* **Records for this task**
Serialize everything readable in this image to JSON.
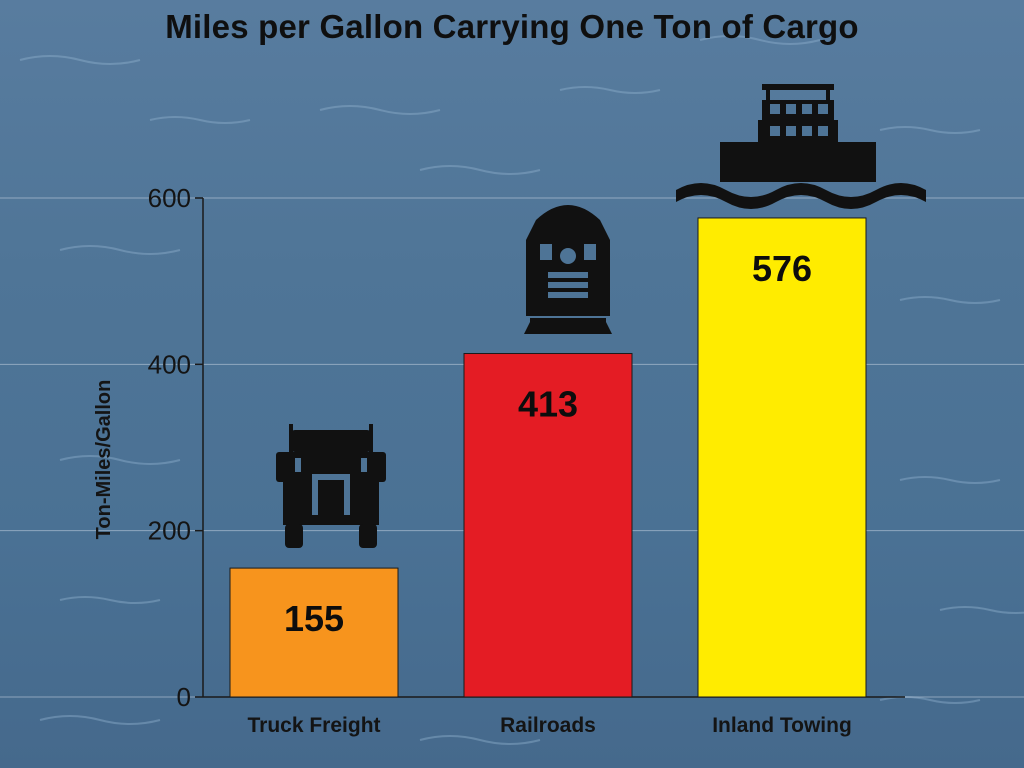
{
  "chart_data": {
    "type": "bar",
    "title": "Miles per Gallon Carrying One Ton of Cargo",
    "ylabel": "Ton-Miles/Gallon",
    "xlabel": "",
    "categories": [
      "Truck Freight",
      "Railroads",
      "Inland Towing"
    ],
    "values": [
      155,
      413,
      576
    ],
    "value_labels": [
      "155",
      "413",
      "576"
    ],
    "colors": [
      "#f7941d",
      "#e41c24",
      "#ffec00"
    ],
    "icons": [
      "truck-icon",
      "locomotive-icon",
      "towboat-icon"
    ],
    "ylim": [
      0,
      600
    ],
    "yticks": [
      0,
      200,
      400,
      600
    ],
    "ytick_labels": [
      "0",
      "200",
      "400",
      "600"
    ],
    "grid": true,
    "legend": "none"
  }
}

* **Instructions for the task**
Without including any pictures, reproduce the listing exactly.

* **Result of this task**
Serialize everything readable in this image to JSON.
{
  "chart_data": {
    "type": "bar",
    "title": "Miles per Gallon Carrying One Ton of Cargo",
    "ylabel": "Ton-Miles/Gallon",
    "xlabel": "",
    "categories": [
      "Truck Freight",
      "Railroads",
      "Inland Towing"
    ],
    "values": [
      155,
      413,
      576
    ],
    "value_labels": [
      "155",
      "413",
      "576"
    ],
    "colors": [
      "#f7941d",
      "#e41c24",
      "#ffec00"
    ],
    "icons": [
      "truck-icon",
      "locomotive-icon",
      "towboat-icon"
    ],
    "ylim": [
      0,
      600
    ],
    "yticks": [
      0,
      200,
      400,
      600
    ],
    "ytick_labels": [
      "0",
      "200",
      "400",
      "600"
    ],
    "grid": true,
    "legend": "none"
  }
}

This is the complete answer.